- _WRITTEN PROBLEM_: Take every line from the listing below that includes "taobao" and copy it.

- _RECORDS_:
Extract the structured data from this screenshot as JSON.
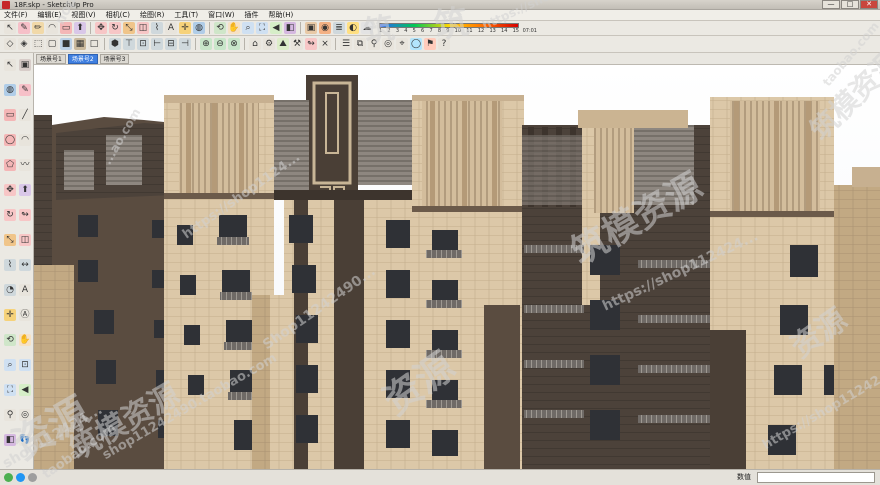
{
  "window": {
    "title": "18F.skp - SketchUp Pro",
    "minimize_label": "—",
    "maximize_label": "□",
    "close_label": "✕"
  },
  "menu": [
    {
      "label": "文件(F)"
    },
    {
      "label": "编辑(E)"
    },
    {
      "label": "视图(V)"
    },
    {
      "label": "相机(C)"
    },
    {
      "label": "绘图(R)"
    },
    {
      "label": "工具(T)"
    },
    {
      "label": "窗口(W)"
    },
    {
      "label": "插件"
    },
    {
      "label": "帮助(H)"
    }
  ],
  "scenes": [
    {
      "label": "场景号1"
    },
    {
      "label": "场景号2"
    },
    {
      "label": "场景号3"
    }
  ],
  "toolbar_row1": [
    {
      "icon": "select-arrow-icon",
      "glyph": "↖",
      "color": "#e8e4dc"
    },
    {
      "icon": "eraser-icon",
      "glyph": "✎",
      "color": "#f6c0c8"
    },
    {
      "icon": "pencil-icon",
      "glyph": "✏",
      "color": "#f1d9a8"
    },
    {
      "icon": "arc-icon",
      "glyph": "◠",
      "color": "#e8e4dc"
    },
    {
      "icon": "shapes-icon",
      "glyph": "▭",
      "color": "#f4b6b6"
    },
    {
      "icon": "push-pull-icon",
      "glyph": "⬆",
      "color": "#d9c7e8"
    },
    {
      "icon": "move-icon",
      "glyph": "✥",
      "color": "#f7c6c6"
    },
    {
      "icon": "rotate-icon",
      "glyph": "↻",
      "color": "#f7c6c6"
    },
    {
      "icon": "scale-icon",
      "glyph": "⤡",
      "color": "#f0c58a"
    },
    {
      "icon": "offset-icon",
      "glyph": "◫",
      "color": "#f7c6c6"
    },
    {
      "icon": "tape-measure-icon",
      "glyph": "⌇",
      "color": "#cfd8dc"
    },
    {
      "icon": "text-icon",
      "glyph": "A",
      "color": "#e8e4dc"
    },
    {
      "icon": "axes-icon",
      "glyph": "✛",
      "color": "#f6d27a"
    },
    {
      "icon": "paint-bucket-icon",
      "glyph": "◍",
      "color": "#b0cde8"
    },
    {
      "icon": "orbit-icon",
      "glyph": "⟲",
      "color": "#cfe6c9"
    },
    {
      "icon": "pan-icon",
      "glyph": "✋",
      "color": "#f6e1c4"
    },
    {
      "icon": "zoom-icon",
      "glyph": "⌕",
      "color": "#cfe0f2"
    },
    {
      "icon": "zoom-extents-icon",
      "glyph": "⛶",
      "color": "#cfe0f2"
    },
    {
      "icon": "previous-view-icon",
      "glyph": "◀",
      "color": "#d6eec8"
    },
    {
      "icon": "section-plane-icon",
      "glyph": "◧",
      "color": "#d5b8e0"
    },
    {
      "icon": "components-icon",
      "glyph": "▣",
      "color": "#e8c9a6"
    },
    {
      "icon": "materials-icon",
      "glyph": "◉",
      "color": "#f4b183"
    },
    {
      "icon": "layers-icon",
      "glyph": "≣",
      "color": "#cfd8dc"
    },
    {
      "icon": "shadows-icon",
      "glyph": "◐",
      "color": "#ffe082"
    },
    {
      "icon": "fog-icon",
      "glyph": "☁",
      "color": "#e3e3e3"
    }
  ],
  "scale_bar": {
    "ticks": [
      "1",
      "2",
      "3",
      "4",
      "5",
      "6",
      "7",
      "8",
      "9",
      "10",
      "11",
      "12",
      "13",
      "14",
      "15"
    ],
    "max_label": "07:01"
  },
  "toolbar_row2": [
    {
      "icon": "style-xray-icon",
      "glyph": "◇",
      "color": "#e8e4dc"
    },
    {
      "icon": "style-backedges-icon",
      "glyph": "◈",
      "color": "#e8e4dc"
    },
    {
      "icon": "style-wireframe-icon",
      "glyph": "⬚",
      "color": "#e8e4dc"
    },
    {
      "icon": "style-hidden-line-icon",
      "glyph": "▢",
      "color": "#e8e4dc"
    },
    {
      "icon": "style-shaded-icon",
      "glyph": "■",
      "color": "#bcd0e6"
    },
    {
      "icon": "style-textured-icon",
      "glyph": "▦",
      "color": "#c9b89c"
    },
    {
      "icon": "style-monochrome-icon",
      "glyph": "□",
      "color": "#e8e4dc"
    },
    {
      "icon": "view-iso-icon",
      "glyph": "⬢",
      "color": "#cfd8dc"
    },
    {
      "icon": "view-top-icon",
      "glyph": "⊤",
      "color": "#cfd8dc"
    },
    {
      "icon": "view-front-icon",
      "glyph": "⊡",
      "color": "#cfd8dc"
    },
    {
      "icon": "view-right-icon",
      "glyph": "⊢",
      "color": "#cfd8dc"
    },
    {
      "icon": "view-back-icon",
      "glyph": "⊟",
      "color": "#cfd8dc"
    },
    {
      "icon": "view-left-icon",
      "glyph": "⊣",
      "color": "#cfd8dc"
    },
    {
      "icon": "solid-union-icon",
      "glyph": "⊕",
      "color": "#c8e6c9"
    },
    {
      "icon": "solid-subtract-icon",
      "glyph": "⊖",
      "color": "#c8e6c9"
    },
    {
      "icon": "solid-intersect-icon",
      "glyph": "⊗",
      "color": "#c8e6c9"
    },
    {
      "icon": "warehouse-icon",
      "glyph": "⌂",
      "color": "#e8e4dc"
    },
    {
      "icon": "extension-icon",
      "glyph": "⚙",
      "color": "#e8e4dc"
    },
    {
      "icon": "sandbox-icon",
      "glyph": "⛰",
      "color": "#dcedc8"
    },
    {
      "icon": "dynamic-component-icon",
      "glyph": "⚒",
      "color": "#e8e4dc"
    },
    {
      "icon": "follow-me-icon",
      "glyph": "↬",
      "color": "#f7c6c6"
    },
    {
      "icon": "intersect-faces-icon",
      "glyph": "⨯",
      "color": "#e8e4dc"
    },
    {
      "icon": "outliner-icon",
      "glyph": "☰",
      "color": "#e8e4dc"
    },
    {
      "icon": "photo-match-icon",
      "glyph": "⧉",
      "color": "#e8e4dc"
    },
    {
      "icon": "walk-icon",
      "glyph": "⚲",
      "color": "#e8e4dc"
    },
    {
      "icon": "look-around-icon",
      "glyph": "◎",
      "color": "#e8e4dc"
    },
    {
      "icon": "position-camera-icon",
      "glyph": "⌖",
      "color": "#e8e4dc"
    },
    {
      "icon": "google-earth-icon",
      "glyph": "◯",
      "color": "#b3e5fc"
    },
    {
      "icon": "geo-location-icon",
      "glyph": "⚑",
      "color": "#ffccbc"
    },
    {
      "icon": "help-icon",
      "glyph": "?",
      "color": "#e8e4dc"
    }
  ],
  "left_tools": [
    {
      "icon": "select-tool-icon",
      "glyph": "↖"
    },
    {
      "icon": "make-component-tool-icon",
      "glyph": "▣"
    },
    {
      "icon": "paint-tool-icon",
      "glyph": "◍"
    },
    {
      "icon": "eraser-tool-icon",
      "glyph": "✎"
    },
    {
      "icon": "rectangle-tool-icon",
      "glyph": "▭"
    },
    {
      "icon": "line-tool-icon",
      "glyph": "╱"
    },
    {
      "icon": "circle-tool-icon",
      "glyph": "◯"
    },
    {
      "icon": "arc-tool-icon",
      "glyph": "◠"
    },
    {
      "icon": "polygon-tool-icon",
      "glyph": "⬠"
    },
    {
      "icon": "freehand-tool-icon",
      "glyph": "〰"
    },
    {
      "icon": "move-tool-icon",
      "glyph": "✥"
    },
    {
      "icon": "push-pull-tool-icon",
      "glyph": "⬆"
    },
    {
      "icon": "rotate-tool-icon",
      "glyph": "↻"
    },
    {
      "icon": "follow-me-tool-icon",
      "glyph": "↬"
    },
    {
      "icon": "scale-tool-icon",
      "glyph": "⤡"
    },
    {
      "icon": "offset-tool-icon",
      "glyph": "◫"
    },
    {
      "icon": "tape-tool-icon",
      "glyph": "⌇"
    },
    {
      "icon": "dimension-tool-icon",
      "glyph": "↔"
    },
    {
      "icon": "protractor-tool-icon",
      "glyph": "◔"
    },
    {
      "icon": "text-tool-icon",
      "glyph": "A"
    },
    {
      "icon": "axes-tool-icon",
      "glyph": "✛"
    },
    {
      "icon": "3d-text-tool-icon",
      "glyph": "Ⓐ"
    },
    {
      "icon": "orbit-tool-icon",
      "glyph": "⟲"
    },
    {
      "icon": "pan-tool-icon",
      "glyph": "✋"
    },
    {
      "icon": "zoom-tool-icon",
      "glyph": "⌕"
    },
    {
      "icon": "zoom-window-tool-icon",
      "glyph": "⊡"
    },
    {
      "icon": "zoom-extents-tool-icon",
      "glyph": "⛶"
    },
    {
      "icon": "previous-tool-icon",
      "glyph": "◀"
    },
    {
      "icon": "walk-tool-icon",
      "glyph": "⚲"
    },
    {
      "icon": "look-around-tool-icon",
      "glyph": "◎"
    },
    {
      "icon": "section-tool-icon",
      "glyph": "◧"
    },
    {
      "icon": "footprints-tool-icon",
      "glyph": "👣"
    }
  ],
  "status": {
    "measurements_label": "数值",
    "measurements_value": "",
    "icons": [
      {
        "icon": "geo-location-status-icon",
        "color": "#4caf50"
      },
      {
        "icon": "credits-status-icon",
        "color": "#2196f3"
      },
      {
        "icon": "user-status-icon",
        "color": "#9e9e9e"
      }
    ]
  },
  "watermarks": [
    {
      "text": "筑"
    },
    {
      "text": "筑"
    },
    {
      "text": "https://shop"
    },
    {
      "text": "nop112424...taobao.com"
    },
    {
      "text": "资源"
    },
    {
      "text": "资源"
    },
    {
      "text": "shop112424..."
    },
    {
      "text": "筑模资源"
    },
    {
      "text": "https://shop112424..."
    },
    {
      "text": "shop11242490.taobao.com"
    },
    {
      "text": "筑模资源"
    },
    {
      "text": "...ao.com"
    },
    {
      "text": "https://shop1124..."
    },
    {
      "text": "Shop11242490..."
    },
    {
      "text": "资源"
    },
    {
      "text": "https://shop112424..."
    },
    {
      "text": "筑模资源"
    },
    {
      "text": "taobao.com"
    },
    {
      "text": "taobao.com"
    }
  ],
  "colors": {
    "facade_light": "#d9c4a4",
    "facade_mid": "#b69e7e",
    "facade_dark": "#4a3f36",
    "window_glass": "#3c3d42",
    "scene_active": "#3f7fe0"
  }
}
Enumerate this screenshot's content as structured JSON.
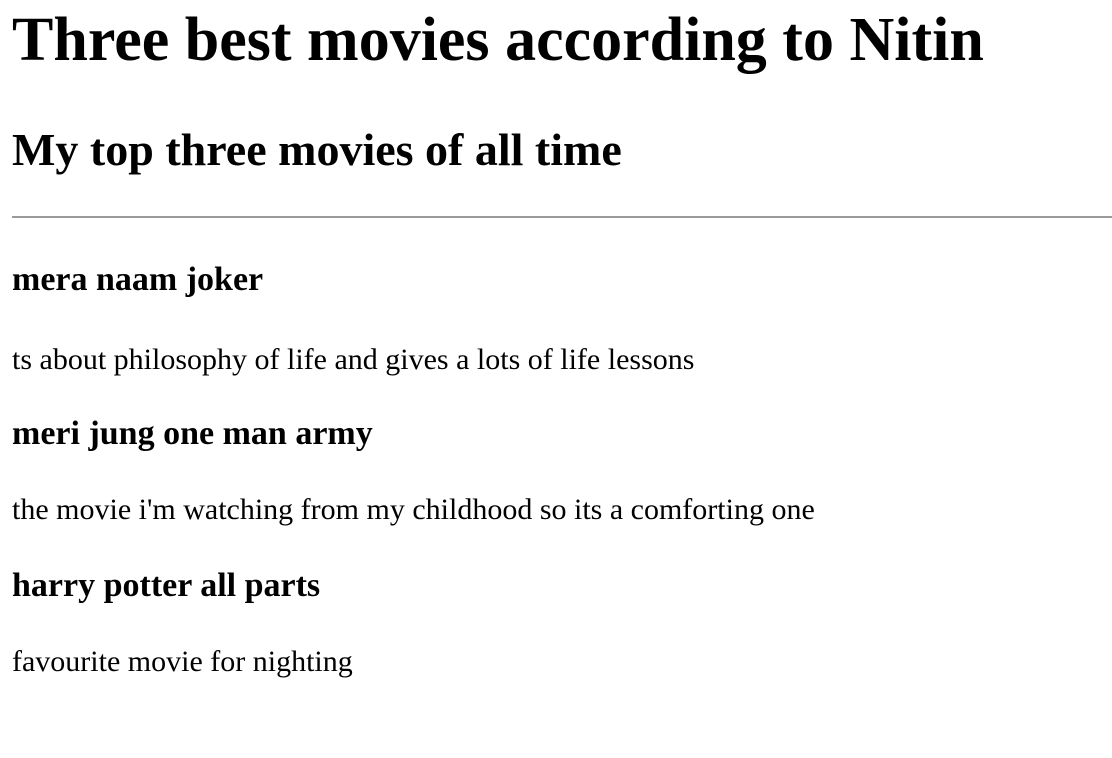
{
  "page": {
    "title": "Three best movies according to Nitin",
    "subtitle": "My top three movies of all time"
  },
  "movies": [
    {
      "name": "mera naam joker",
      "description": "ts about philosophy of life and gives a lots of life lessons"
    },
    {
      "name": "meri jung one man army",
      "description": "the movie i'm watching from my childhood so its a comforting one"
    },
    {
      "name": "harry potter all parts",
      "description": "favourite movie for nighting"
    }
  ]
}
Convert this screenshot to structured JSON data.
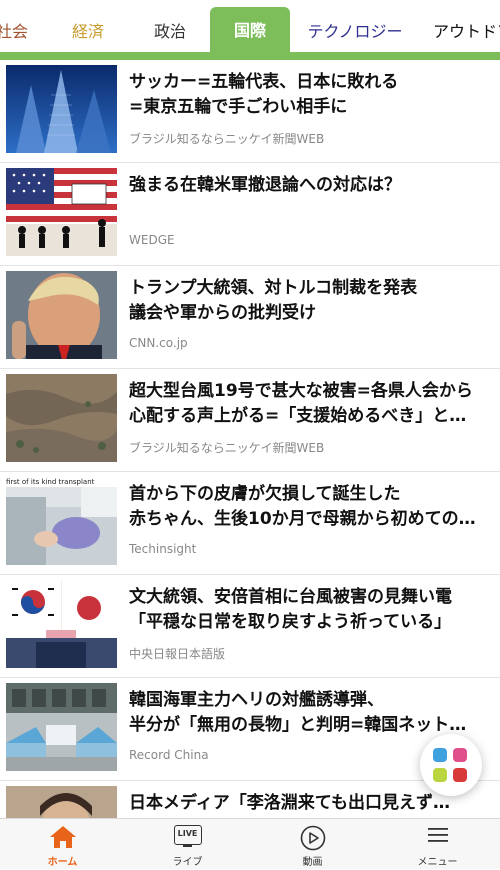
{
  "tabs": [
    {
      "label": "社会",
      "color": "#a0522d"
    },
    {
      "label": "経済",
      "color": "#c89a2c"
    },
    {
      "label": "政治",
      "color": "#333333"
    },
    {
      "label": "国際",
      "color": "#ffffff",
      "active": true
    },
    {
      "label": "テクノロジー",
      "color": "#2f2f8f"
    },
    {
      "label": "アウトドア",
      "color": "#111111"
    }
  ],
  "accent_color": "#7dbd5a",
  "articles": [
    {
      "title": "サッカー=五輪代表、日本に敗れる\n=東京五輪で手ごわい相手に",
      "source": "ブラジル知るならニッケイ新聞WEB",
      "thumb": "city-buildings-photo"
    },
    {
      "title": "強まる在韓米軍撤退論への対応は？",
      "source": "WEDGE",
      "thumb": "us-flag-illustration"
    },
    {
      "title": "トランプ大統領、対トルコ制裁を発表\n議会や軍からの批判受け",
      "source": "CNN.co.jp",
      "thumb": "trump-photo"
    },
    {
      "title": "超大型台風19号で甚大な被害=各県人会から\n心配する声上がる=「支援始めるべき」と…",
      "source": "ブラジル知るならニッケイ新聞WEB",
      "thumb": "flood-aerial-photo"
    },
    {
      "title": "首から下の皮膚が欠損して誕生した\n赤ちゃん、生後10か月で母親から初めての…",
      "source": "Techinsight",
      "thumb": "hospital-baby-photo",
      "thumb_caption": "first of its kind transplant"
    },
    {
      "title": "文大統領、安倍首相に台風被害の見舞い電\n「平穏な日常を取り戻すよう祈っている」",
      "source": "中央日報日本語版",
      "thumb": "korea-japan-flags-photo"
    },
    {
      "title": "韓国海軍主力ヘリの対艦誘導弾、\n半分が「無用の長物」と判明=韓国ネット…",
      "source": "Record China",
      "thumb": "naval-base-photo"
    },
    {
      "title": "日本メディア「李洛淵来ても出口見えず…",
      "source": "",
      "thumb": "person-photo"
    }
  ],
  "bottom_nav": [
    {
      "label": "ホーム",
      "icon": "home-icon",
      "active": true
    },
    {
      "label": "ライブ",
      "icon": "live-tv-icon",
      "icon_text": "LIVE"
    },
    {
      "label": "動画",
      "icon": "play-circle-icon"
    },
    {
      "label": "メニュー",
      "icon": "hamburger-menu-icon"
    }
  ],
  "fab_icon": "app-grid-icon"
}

- _ANSWER TO THE TASK_:
      "text": "nop112424...taobao.com"
      "text": "shop11242490.taobao.com"
      "text": "taobao.com"
      "text": "taobao.com"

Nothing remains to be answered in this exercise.